■ **Your task**: Can you give all the records again without altering a single character?

---+---

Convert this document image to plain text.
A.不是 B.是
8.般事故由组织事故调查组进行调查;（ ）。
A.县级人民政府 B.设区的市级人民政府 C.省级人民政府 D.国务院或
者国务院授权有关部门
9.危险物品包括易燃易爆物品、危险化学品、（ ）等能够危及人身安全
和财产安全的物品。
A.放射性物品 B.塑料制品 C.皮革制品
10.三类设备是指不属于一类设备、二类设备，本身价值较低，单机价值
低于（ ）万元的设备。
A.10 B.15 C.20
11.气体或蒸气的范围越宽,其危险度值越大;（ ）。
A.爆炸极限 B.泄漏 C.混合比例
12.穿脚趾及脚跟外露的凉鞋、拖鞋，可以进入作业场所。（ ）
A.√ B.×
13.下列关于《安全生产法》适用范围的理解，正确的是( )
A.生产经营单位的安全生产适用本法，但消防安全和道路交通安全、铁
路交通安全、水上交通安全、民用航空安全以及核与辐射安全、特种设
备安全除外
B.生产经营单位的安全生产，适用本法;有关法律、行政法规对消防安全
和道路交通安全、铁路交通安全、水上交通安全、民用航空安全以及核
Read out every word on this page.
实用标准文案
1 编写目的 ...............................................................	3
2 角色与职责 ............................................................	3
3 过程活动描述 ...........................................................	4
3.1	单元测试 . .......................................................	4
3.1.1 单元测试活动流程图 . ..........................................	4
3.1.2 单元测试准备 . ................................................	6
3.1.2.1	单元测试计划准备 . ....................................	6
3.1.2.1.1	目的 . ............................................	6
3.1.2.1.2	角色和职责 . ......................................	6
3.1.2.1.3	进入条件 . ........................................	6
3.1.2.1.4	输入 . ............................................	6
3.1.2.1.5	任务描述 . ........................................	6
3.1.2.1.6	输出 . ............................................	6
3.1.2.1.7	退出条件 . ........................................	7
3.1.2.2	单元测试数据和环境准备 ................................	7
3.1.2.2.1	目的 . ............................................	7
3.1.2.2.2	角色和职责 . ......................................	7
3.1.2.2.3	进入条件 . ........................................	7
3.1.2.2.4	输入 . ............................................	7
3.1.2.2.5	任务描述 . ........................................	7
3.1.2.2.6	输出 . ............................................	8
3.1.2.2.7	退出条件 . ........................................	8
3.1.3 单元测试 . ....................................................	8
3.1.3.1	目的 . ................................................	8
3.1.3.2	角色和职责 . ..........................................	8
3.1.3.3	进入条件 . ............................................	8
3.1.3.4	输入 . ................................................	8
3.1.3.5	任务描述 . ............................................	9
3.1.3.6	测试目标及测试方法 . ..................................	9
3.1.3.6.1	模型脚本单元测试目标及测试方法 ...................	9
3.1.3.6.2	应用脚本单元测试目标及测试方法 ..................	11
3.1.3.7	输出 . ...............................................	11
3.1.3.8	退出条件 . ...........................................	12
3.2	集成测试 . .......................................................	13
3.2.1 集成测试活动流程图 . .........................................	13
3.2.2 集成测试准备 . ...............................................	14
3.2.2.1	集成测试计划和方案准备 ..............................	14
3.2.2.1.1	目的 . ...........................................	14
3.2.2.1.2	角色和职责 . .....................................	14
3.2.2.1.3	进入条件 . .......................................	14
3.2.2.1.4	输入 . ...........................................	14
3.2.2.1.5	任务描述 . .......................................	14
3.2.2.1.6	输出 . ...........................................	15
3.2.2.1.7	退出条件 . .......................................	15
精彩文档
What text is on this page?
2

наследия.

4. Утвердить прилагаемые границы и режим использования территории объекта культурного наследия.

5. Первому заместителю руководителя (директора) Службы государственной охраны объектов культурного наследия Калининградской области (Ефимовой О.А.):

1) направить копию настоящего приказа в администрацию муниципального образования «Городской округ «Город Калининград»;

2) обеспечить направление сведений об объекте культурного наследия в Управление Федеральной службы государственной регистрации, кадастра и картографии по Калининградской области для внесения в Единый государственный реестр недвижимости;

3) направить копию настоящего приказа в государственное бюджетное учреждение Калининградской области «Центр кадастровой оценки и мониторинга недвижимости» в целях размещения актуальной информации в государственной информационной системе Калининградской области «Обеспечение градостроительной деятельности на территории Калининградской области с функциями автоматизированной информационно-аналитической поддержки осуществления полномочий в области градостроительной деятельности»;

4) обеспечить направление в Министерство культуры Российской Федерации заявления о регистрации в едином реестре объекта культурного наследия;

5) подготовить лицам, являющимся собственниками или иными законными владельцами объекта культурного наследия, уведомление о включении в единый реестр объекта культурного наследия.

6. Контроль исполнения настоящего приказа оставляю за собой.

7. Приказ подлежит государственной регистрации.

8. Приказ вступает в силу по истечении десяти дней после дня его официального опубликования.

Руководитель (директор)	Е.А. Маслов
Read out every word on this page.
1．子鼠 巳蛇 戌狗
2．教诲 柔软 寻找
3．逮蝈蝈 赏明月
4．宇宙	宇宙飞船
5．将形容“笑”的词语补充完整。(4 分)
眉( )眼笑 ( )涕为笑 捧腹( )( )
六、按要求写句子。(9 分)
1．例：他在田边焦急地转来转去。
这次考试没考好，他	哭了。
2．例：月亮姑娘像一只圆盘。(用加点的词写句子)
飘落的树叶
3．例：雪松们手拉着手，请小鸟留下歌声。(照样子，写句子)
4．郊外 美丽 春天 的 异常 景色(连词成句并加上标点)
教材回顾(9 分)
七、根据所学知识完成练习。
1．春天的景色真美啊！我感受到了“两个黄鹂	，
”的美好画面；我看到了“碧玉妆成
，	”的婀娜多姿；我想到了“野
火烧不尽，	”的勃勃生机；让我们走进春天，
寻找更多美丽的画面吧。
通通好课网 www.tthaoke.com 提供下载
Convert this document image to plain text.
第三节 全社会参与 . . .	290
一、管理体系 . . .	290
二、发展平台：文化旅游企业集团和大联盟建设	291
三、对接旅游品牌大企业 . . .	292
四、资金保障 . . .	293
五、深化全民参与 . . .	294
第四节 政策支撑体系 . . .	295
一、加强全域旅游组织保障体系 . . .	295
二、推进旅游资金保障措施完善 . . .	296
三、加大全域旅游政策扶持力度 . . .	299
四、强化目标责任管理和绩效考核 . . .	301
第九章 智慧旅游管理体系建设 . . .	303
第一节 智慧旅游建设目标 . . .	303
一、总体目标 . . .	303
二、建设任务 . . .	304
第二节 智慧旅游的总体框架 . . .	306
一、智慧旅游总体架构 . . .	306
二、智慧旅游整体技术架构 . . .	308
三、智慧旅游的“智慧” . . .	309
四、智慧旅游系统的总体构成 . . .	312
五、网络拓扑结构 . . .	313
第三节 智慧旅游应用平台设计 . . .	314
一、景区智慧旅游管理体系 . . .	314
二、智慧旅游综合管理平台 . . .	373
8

---+---

■ **Expected output**:
Convert this document image to plain text.
A.不是 B.是
8.般事故由组织事故调查组进行调查;（ ）。
A.县级人民政府 B.设区的市级人民政府 C.省级人民政府 D.国务院或
者国务院授权有关部门
9.危险物品包括易燃易爆物品、危险化学品、（ ）等能够危及人身安全
和财产安全的物品。
A.放射性物品 B.塑料制品 C.皮革制品
10.三类设备是指不属于一类设备、二类设备，本身价值较低，单机价值
低于（ ）万元的设备。
A.10 B.15 C.20
11.气体或蒸气的范围越宽,其危险度值越大;（ ）。
A.爆炸极限 B.泄漏 C.混合比例
12.穿脚趾及脚跟外露的凉鞋、拖鞋，可以进入作业场所。（ ）
A.√ B.×
13.下列关于《安全生产法》适用范围的理解，正确的是( )
A.生产经营单位的安全生产适用本法，但消防安全和道路交通安全、铁
路交通安全、水上交通安全、民用航空安全以及核与辐射安全、特种设
备安全除外
B.生产经营单位的安全生产，适用本法;有关法律、行政法规对消防安全
和道路交通安全、铁路交通安全、水上交通安全、民用航空安全以及核
Read out every word on this page.
实用标准文案
1 编写目的 ...............................................................	3
2 角色与职责 ............................................................	3
3 过程活动描述 ...........................................................	4
3.1	单元测试 . .......................................................	4
3.1.1 单元测试活动流程图 . ..........................................	4
3.1.2 单元测试准备 . ................................................	6
3.1.2.1	单元测试计划准备 . ....................................	6
3.1.2.1.1	目的 . ............................................	6
3.1.2.1.2	角色和职责 . ......................................	6
3.1.2.1.3	进入条件 . ........................................	6
3.1.2.1.4	输入 . ............................................	6
3.1.2.1.5	任务描述 . ........................................	6
3.1.2.1.6	输出 . ............................................	6
3.1.2.1.7	退出条件 . ........................................	7
3.1.2.2	单元测试数据和环境准备 ................................	7
3.1.2.2.1	目的 . ............................................	7
3.1.2.2.2	角色和职责 . ......................................	7
3.1.2.2.3	进入条件 . ........................................	7
3.1.2.2.4	输入 . ............................................	7
3.1.2.2.5	任务描述 . ........................................	7
3.1.2.2.6	输出 . ............................................	8
3.1.2.2.7	退出条件 . ........................................	8
3.1.3 单元测试 . ....................................................	8
3.1.3.1	目的 . ................................................	8
3.1.3.2	角色和职责 . ..........................................	8
3.1.3.3	进入条件 . ............................................	8
3.1.3.4	输入 . ................................................	8
3.1.3.5	任务描述 . ............................................	9
3.1.3.6	测试目标及测试方法 . ..................................	9
3.1.3.6.1	模型脚本单元测试目标及测试方法 ...................	9
3.1.3.6.2	应用脚本单元测试目标及测试方法 ..................	11
3.1.3.7	输出 . ...............................................	11
3.1.3.8	退出条件 . ...........................................	12
3.2	集成测试 . .......................................................	13
3.2.1 集成测试活动流程图 . .........................................	13
3.2.2 集成测试准备 . ...............................................	14
3.2.2.1	集成测试计划和方案准备 ..............................	14
3.2.2.1.1	目的 . ...........................................	14
3.2.2.1.2	角色和职责 . .....................................	14
3.2.2.1.3	进入条件 . .......................................	14
3.2.2.1.4	输入 . ...........................................	14
3.2.2.1.5	任务描述 . .......................................	14
3.2.2.1.6	输出 . ...........................................	15
3.2.2.1.7	退出条件 . .......................................	15
精彩文档
What text is on this page?
2

наследия.

4. Утвердить прилагаемые границы и режим использования территории объекта культурного наследия.

5. Первому заместителю руководителя (директора) Службы государственной охраны объектов культурного наследия Калининградской области (Ефимовой О.А.):

1) направить копию настоящего приказа в администрацию муниципального образования «Городской округ «Город Калининград»;

2) обеспечить направление сведений об объекте культурного наследия в Управление Федеральной службы государственной регистрации, кадастра и картографии по Калининградской области для внесения в Единый государственный реестр недвижимости;

3) направить копию настоящего приказа в государственное бюджетное учреждение Калининградской области «Центр кадастровой оценки и мониторинга недвижимости» в целях размещения актуальной информации в государственной информационной системе Калининградской области «Обеспечение градостроительной деятельности на территории Калининградской области с функциями автоматизированной информационно-аналитической поддержки осуществления полномочий в области градостроительной деятельности»;

4) обеспечить направление в Министерство культуры Российской Федерации заявления о регистрации в едином реестре объекта культурного наследия;

5) подготовить лицам, являющимся собственниками или иными законными владельцами объекта культурного наследия, уведомление о включении в единый реестр объекта культурного наследия.

6. Контроль исполнения настоящего приказа оставляю за собой.

7. Приказ подлежит государственной регистрации.

8. Приказ вступает в силу по истечении десяти дней после дня его официального опубликования.

Руководитель (директор)	Е.А. Маслов
Read out every word on this page.
1．子鼠 巳蛇 戌狗
2．教诲 柔软 寻找
3．逮蝈蝈 赏明月
4．宇宙	宇宙飞船
5．将形容“笑”的词语补充完整。(4 分)
眉( )眼笑 ( )涕为笑 捧腹( )( )
六、按要求写句子。(9 分)
1．例：他在田边焦急地转来转去。
这次考试没考好，他	哭了。
2．例：月亮姑娘像一只圆盘。(用加点的词写句子)
飘落的树叶
3．例：雪松们手拉着手，请小鸟留下歌声。(照样子，写句子)
4．郊外 美丽 春天 的 异常 景色(连词成句并加上标点)
教材回顾(9 分)
七、根据所学知识完成练习。
1．春天的景色真美啊！我感受到了“两个黄鹂	，
”的美好画面；我看到了“碧玉妆成
，	”的婀娜多姿；我想到了“野
火烧不尽，	”的勃勃生机；让我们走进春天，
寻找更多美丽的画面吧。
通通好课网 www.tthaoke.com 提供下载
Convert this document image to plain text.
第三节 全社会参与 . . .	290
一、管理体系 . . .	290
二、发展平台：文化旅游企业集团和大联盟建设	291
三、对接旅游品牌大企业 . . .	292
四、资金保障 . . .	293
五、深化全民参与 . . .	294
第四节 政策支撑体系 . . .	295
一、加强全域旅游组织保障体系 . . .	295
二、推进旅游资金保障措施完善 . . .	296
三、加大全域旅游政策扶持力度 . . .	299
四、强化目标责任管理和绩效考核 . . .	301
第九章 智慧旅游管理体系建设 . . .	303
第一节 智慧旅游建设目标 . . .	303
一、总体目标 . . .	303
二、建设任务 . . .	304
第二节 智慧旅游的总体框架 . . .	306
一、智慧旅游总体架构 . . .	306
二、智慧旅游整体技术架构 . . .	308
三、智慧旅游的“智慧” . . .	309
四、智慧旅游系统的总体构成 . . .	312
五、网络拓扑结构 . . .	313
第三节 智慧旅游应用平台设计 . . .	314
一、景区智慧旅游管理体系 . . .	314
二、智慧旅游综合管理平台 . . .	373
8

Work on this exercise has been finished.